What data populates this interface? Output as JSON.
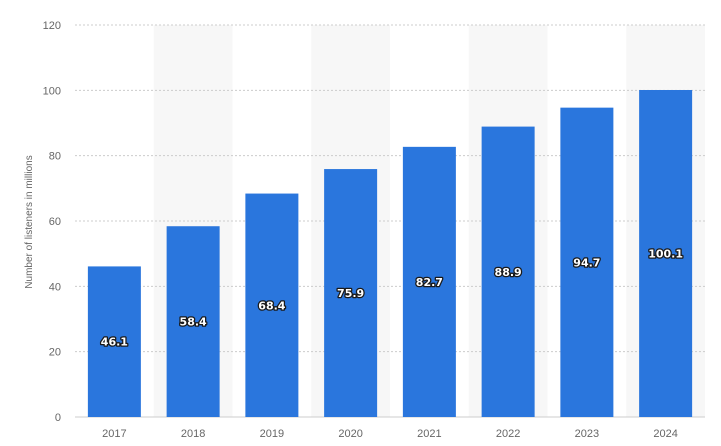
{
  "chart_data": {
    "type": "bar",
    "title": "",
    "xlabel": "",
    "ylabel": "Number of listeners in millions",
    "categories": [
      "2017",
      "2018",
      "2019",
      "2020",
      "2021",
      "2022",
      "2023",
      "2024"
    ],
    "series": [
      {
        "values": [
          46.1,
          58.4,
          68.4,
          75.9,
          82.7,
          88.9,
          94.7,
          100.1
        ]
      }
    ],
    "data_labels": [
      "46.1",
      "58.4",
      "68.4",
      "75.9",
      "82.7",
      "88.9",
      "94.7",
      "100.1"
    ],
    "ylim": [
      0,
      120
    ],
    "yticks": [
      0,
      20,
      40,
      60,
      80,
      100,
      120
    ],
    "grid": "horizontal-dotted",
    "legend": "none",
    "colors": {
      "bar": "#2a76dd",
      "band": "#f7f7f7",
      "grid": "#cccccc",
      "axis_text": "#666666"
    }
  }
}
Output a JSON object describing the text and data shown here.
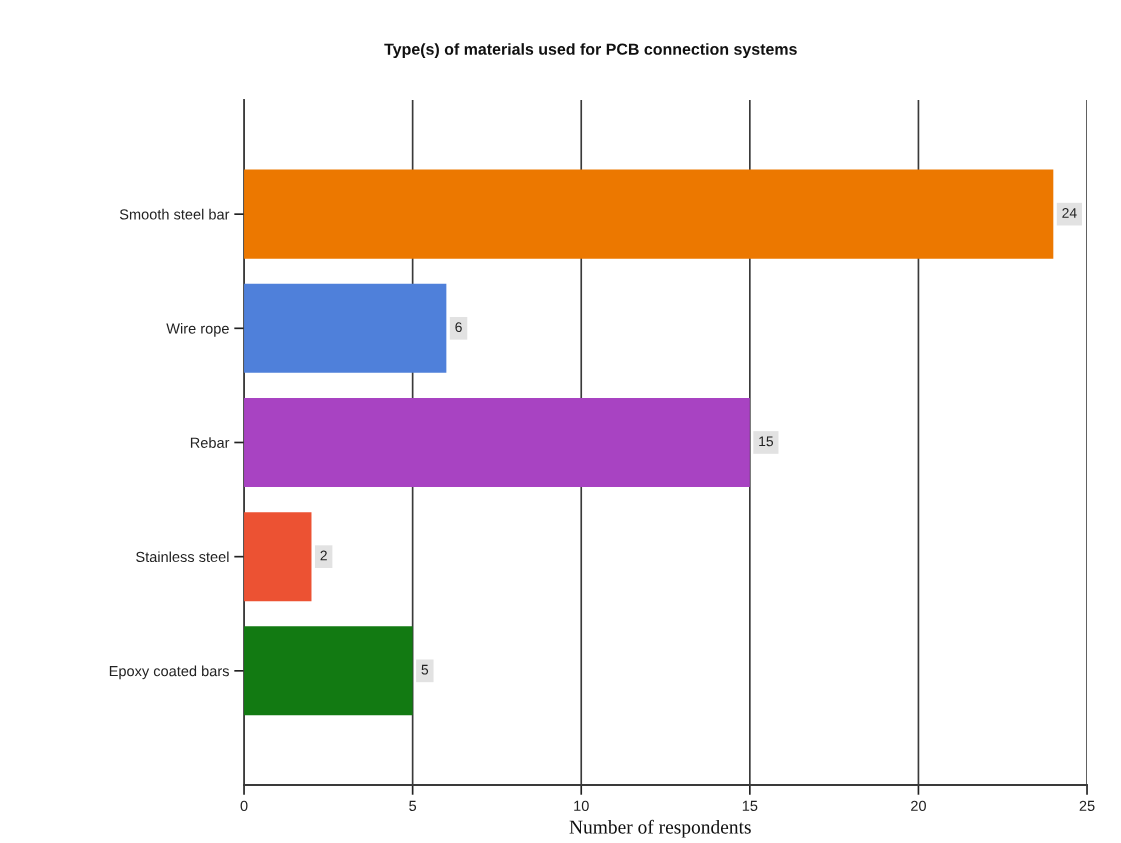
{
  "chart_data": {
    "type": "bar",
    "orientation": "horizontal",
    "title": "Type(s) of materials used for PCB connection systems",
    "xlabel": "Number of respondents",
    "categories": [
      "Smooth steel bar",
      "Wire rope",
      "Rebar",
      "Stainless steel",
      "Epoxy coated bars"
    ],
    "values": [
      24,
      6,
      15,
      2,
      5
    ],
    "colors": [
      "#ec7800",
      "#4f80da",
      "#a843c2",
      "#ec5233",
      "#127a12"
    ],
    "xlim": [
      0,
      25
    ],
    "xticks": [
      0,
      5,
      10,
      15,
      20,
      25
    ],
    "grid": "x",
    "data_labels": true,
    "legend": false
  }
}
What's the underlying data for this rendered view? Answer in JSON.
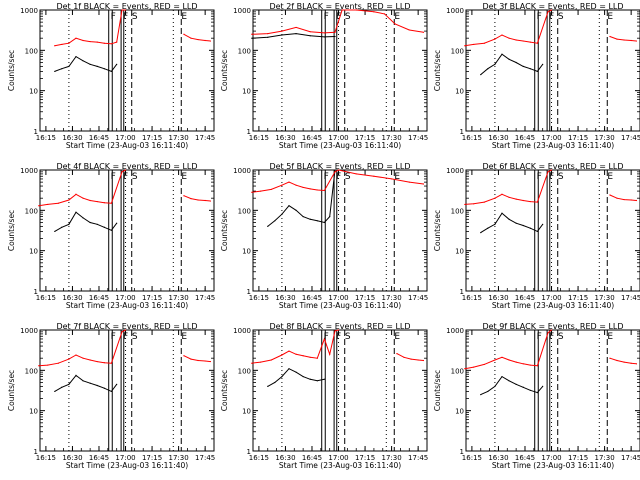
{
  "figure": {
    "ylabel": "Counts/sec",
    "xlabel": "Start Time (23-Aug-03 16:11:40)",
    "x_ticks": [
      "16:15",
      "16:30",
      "16:45",
      "17:00",
      "17:15",
      "17:30",
      "17:45"
    ],
    "y_ticks": [
      "1",
      "10",
      "100",
      "1000"
    ],
    "colors": {
      "events": "#000000",
      "lld": "#ff0000",
      "axes": "#000000"
    }
  },
  "chart_data": [
    {
      "type": "line",
      "title": "Det 1f BLACK = Events, RED = LLD",
      "xlabel": "Start Time (23-Aug-03 16:11:40)",
      "ylabel": "Counts/sec",
      "y_scale": "log",
      "ylim": [
        1,
        1000
      ],
      "x_range": [
        "16:11:40",
        "17:50"
      ],
      "grid": false,
      "series": [
        {
          "color": "#000000",
          "x": [
            "16:20",
            "16:24",
            "16:28",
            "16:32",
            "16:36",
            "16:40",
            "16:44",
            "16:48",
            "16:52",
            "16:55"
          ],
          "y": [
            30,
            35,
            40,
            70,
            55,
            45,
            40,
            35,
            30,
            45
          ]
        },
        {
          "color": "#ff0000",
          "x": [
            "16:20",
            "16:24",
            "16:28",
            "16:32",
            "16:36",
            "16:40",
            "16:44",
            "16:48",
            "16:52",
            "16:55",
            "16:58",
            "17:00"
          ],
          "y": [
            130,
            140,
            150,
            200,
            175,
            165,
            160,
            150,
            145,
            160,
            1000,
            1000
          ]
        },
        {
          "color": "#ff0000",
          "x": [
            "17:33",
            "17:37",
            "17:41",
            "17:45",
            "17:48"
          ],
          "y": [
            250,
            200,
            185,
            175,
            170
          ]
        }
      ],
      "annotations": [
        "F",
        "F",
        "S",
        "E"
      ]
    },
    {
      "type": "line",
      "title": "Det 2f BLACK = Events, RED = LLD",
      "xlabel": "Start Time (23-Aug-03 16:11:40)",
      "ylabel": "Counts/sec",
      "y_scale": "log",
      "ylim": [
        1,
        1000
      ],
      "x_range": [
        "16:11:40",
        "17:50"
      ],
      "grid": false,
      "series": [
        {
          "color": "#000000",
          "x": [
            "16:11",
            "16:20",
            "16:28",
            "16:36",
            "16:44",
            "16:52",
            "16:58"
          ],
          "y": [
            200,
            210,
            240,
            260,
            230,
            215,
            220
          ]
        },
        {
          "color": "#ff0000",
          "x": [
            "16:11",
            "16:20",
            "16:28",
            "16:36",
            "16:44",
            "16:52",
            "16:58",
            "17:02",
            "17:10",
            "17:20",
            "17:26",
            "17:32",
            "17:40",
            "17:48"
          ],
          "y": [
            250,
            260,
            300,
            370,
            290,
            270,
            280,
            1000,
            1000,
            900,
            800,
            450,
            320,
            280
          ]
        }
      ],
      "annotations": [
        "F",
        "F",
        "S",
        "E"
      ]
    },
    {
      "type": "line",
      "title": "Det 3f BLACK = Events, RED = LLD",
      "xlabel": "Start Time (23-Aug-03 16:11:40)",
      "ylabel": "Counts/sec",
      "y_scale": "log",
      "ylim": [
        1,
        1000
      ],
      "x_range": [
        "16:11:40",
        "17:50"
      ],
      "grid": false,
      "series": [
        {
          "color": "#000000",
          "x": [
            "16:20",
            "16:24",
            "16:28",
            "16:32",
            "16:36",
            "16:40",
            "16:44",
            "16:48",
            "16:52",
            "16:55"
          ],
          "y": [
            25,
            35,
            45,
            80,
            60,
            50,
            40,
            35,
            30,
            45
          ]
        },
        {
          "color": "#ff0000",
          "x": [
            "16:11",
            "16:16",
            "16:22",
            "16:28",
            "16:32",
            "16:36",
            "16:40",
            "16:44",
            "16:48",
            "16:52",
            "16:58",
            "17:00"
          ],
          "y": [
            130,
            140,
            150,
            190,
            240,
            200,
            180,
            170,
            160,
            150,
            900,
            1000
          ]
        },
        {
          "color": "#ff0000",
          "x": [
            "17:33",
            "17:37",
            "17:41",
            "17:45",
            "17:48"
          ],
          "y": [
            220,
            190,
            180,
            175,
            170
          ]
        }
      ],
      "annotations": [
        "F",
        "F",
        "S",
        "E"
      ]
    },
    {
      "type": "line",
      "title": "Det 4f BLACK = Events, RED = LLD",
      "xlabel": "Start Time (23-Aug-03 16:11:40)",
      "ylabel": "Counts/sec",
      "y_scale": "log",
      "ylim": [
        1,
        1000
      ],
      "x_range": [
        "16:11:40",
        "17:50"
      ],
      "grid": false,
      "series": [
        {
          "color": "#000000",
          "x": [
            "16:20",
            "16:24",
            "16:28",
            "16:32",
            "16:36",
            "16:40",
            "16:44",
            "16:48",
            "16:52",
            "16:55"
          ],
          "y": [
            30,
            38,
            45,
            90,
            65,
            50,
            45,
            38,
            32,
            48
          ]
        },
        {
          "color": "#ff0000",
          "x": [
            "16:11",
            "16:16",
            "16:22",
            "16:28",
            "16:32",
            "16:36",
            "16:40",
            "16:44",
            "16:48",
            "16:52",
            "16:58",
            "17:00"
          ],
          "y": [
            130,
            140,
            150,
            180,
            250,
            200,
            175,
            165,
            155,
            150,
            900,
            1000
          ]
        },
        {
          "color": "#ff0000",
          "x": [
            "17:33",
            "17:37",
            "17:41",
            "17:45",
            "17:48"
          ],
          "y": [
            230,
            195,
            180,
            175,
            170
          ]
        }
      ],
      "annotations": [
        "F",
        "F",
        "S",
        "E"
      ]
    },
    {
      "type": "line",
      "title": "Det 5f BLACK = Events, RED = LLD",
      "xlabel": "Start Time (23-Aug-03 16:11:40)",
      "ylabel": "Counts/sec",
      "y_scale": "log",
      "ylim": [
        1,
        1000
      ],
      "x_range": [
        "16:11:40",
        "17:50"
      ],
      "grid": false,
      "series": [
        {
          "color": "#000000",
          "x": [
            "16:20",
            "16:24",
            "16:28",
            "16:32",
            "16:36",
            "16:40",
            "16:44",
            "16:48",
            "16:52",
            "16:55",
            "16:58"
          ],
          "y": [
            40,
            55,
            80,
            130,
            100,
            70,
            60,
            55,
            50,
            70,
            1000
          ]
        },
        {
          "color": "#ff0000",
          "x": [
            "16:11",
            "16:16",
            "16:22",
            "16:28",
            "16:32",
            "16:36",
            "16:40",
            "16:44",
            "16:48",
            "16:52",
            "16:58",
            "17:00",
            "17:10",
            "17:20",
            "17:30",
            "17:40",
            "17:48"
          ],
          "y": [
            280,
            300,
            330,
            420,
            500,
            420,
            370,
            340,
            320,
            310,
            900,
            1000,
            800,
            700,
            600,
            500,
            450
          ]
        }
      ],
      "annotations": [
        "F",
        "F",
        "S",
        "E"
      ]
    },
    {
      "type": "line",
      "title": "Det 6f BLACK = Events, RED = LLD",
      "xlabel": "Start Time (23-Aug-03 16:11:40)",
      "ylabel": "Counts/sec",
      "y_scale": "log",
      "ylim": [
        1,
        1000
      ],
      "x_range": [
        "16:11:40",
        "17:50"
      ],
      "grid": false,
      "series": [
        {
          "color": "#000000",
          "x": [
            "16:20",
            "16:24",
            "16:28",
            "16:32",
            "16:36",
            "16:40",
            "16:44",
            "16:48",
            "16:52",
            "16:55"
          ],
          "y": [
            28,
            36,
            45,
            85,
            60,
            48,
            42,
            36,
            30,
            45
          ]
        },
        {
          "color": "#ff0000",
          "x": [
            "16:11",
            "16:16",
            "16:22",
            "16:28",
            "16:32",
            "16:36",
            "16:40",
            "16:44",
            "16:48",
            "16:52",
            "16:58",
            "17:00"
          ],
          "y": [
            140,
            145,
            160,
            200,
            250,
            210,
            190,
            175,
            165,
            160,
            900,
            1000
          ]
        },
        {
          "color": "#ff0000",
          "x": [
            "17:33",
            "17:37",
            "17:41",
            "17:45",
            "17:48"
          ],
          "y": [
            240,
            200,
            185,
            180,
            175
          ]
        }
      ],
      "annotations": [
        "F",
        "F",
        "S",
        "E"
      ]
    },
    {
      "type": "line",
      "title": "Det 7f BLACK = Events, RED = LLD",
      "xlabel": "Start Time (23-Aug-03 16:11:40)",
      "ylabel": "Counts/sec",
      "y_scale": "log",
      "ylim": [
        1,
        1000
      ],
      "x_range": [
        "16:11:40",
        "17:50"
      ],
      "grid": false,
      "series": [
        {
          "color": "#000000",
          "x": [
            "16:20",
            "16:24",
            "16:28",
            "16:32",
            "16:36",
            "16:40",
            "16:44",
            "16:48",
            "16:52",
            "16:55"
          ],
          "y": [
            30,
            38,
            45,
            75,
            55,
            48,
            42,
            36,
            30,
            45
          ]
        },
        {
          "color": "#ff0000",
          "x": [
            "16:11",
            "16:16",
            "16:22",
            "16:28",
            "16:32",
            "16:36",
            "16:40",
            "16:44",
            "16:48",
            "16:52",
            "16:58",
            "17:00"
          ],
          "y": [
            130,
            135,
            150,
            190,
            240,
            200,
            180,
            165,
            155,
            150,
            900,
            1000
          ]
        },
        {
          "color": "#ff0000",
          "x": [
            "17:33",
            "17:37",
            "17:41",
            "17:45",
            "17:48"
          ],
          "y": [
            230,
            190,
            175,
            170,
            165
          ]
        }
      ],
      "annotations": [
        "F",
        "F",
        "S",
        "E"
      ]
    },
    {
      "type": "line",
      "title": "Det 8f BLACK = Events, RED = LLD",
      "xlabel": "Start Time (23-Aug-03 16:11:40)",
      "ylabel": "Counts/sec",
      "y_scale": "log",
      "ylim": [
        1,
        1000
      ],
      "x_range": [
        "16:11:40",
        "17:50"
      ],
      "grid": false,
      "series": [
        {
          "color": "#000000",
          "x": [
            "16:20",
            "16:24",
            "16:28",
            "16:32",
            "16:36",
            "16:40",
            "16:44",
            "16:48",
            "16:52"
          ],
          "y": [
            40,
            50,
            70,
            110,
            90,
            70,
            60,
            55,
            60
          ]
        },
        {
          "color": "#ff0000",
          "x": [
            "16:11",
            "16:16",
            "16:22",
            "16:28",
            "16:32",
            "16:36",
            "16:40",
            "16:44",
            "16:48",
            "16:52",
            "16:55",
            "16:58",
            "17:00"
          ],
          "y": [
            150,
            160,
            180,
            240,
            300,
            250,
            230,
            210,
            200,
            600,
            250,
            950,
            1000
          ]
        },
        {
          "color": "#ff0000",
          "x": [
            "17:33",
            "17:37",
            "17:41",
            "17:45",
            "17:48"
          ],
          "y": [
            260,
            210,
            190,
            180,
            175
          ]
        }
      ],
      "annotations": [
        "F",
        "F",
        "S",
        "E"
      ]
    },
    {
      "type": "line",
      "title": "Det 9f BLACK = Events, RED = LLD",
      "xlabel": "Start Time (23-Aug-03 16:11:40)",
      "ylabel": "Counts/sec",
      "y_scale": "log",
      "ylim": [
        1,
        1000
      ],
      "x_range": [
        "16:11:40",
        "17:50"
      ],
      "grid": false,
      "series": [
        {
          "color": "#000000",
          "x": [
            "16:20",
            "16:24",
            "16:28",
            "16:32",
            "16:36",
            "16:40",
            "16:44",
            "16:48",
            "16:52",
            "16:55"
          ],
          "y": [
            25,
            30,
            40,
            70,
            55,
            45,
            38,
            32,
            28,
            40
          ]
        },
        {
          "color": "#ff0000",
          "x": [
            "16:11",
            "16:16",
            "16:22",
            "16:28",
            "16:32",
            "16:36",
            "16:40",
            "16:44",
            "16:48",
            "16:52",
            "16:58",
            "17:00"
          ],
          "y": [
            110,
            120,
            140,
            180,
            210,
            180,
            160,
            145,
            135,
            130,
            850,
            1000
          ]
        },
        {
          "color": "#ff0000",
          "x": [
            "17:33",
            "17:37",
            "17:41",
            "17:45",
            "17:48"
          ],
          "y": [
            200,
            175,
            160,
            150,
            145
          ]
        }
      ],
      "annotations": [
        "F",
        "F",
        "S",
        "E"
      ]
    }
  ]
}
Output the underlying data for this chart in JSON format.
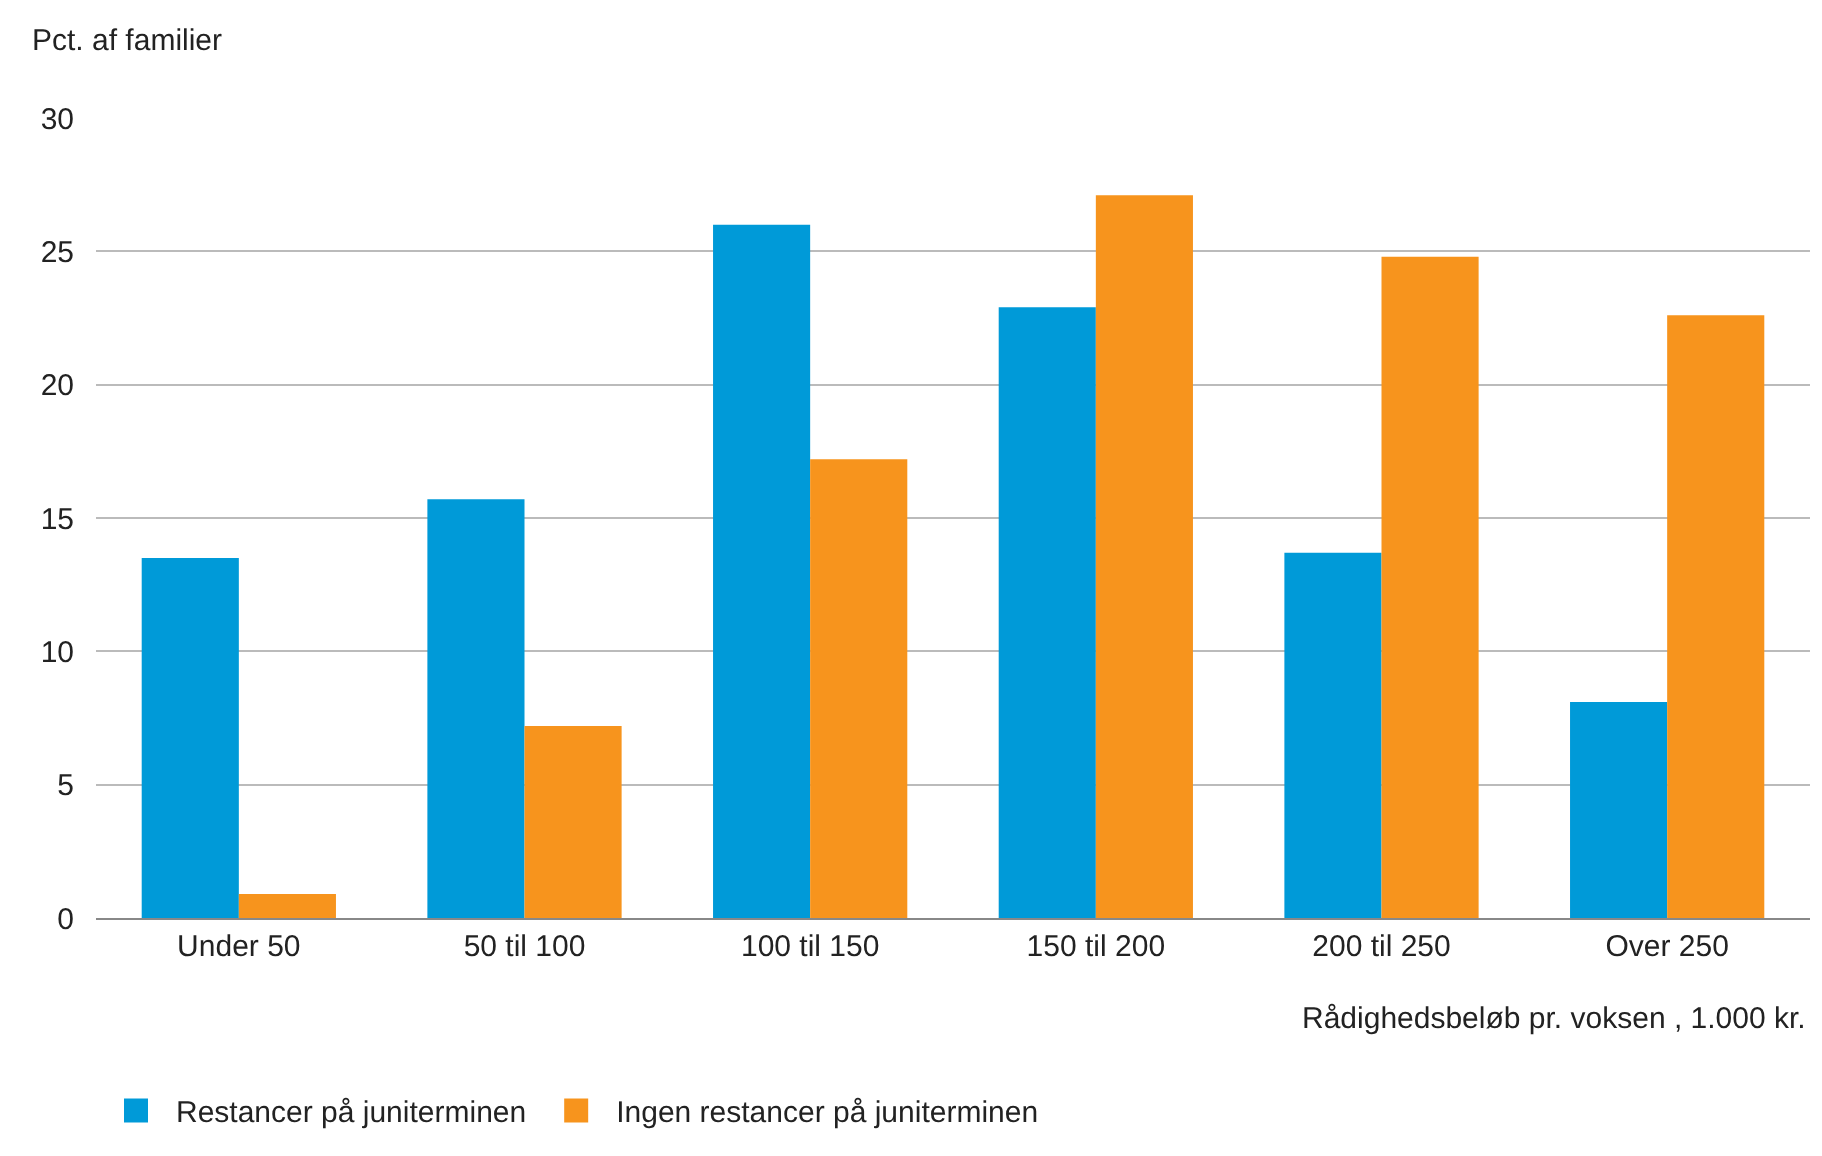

════════════════════

Problem requirements: Lines containing the word "this" must all be returned from the material above.

The solution:
What data populates this interface? Output as JSON.
What's the underlying data for this rendered view? Answer in JSON.
Output the underlying data for this chart in JSON format.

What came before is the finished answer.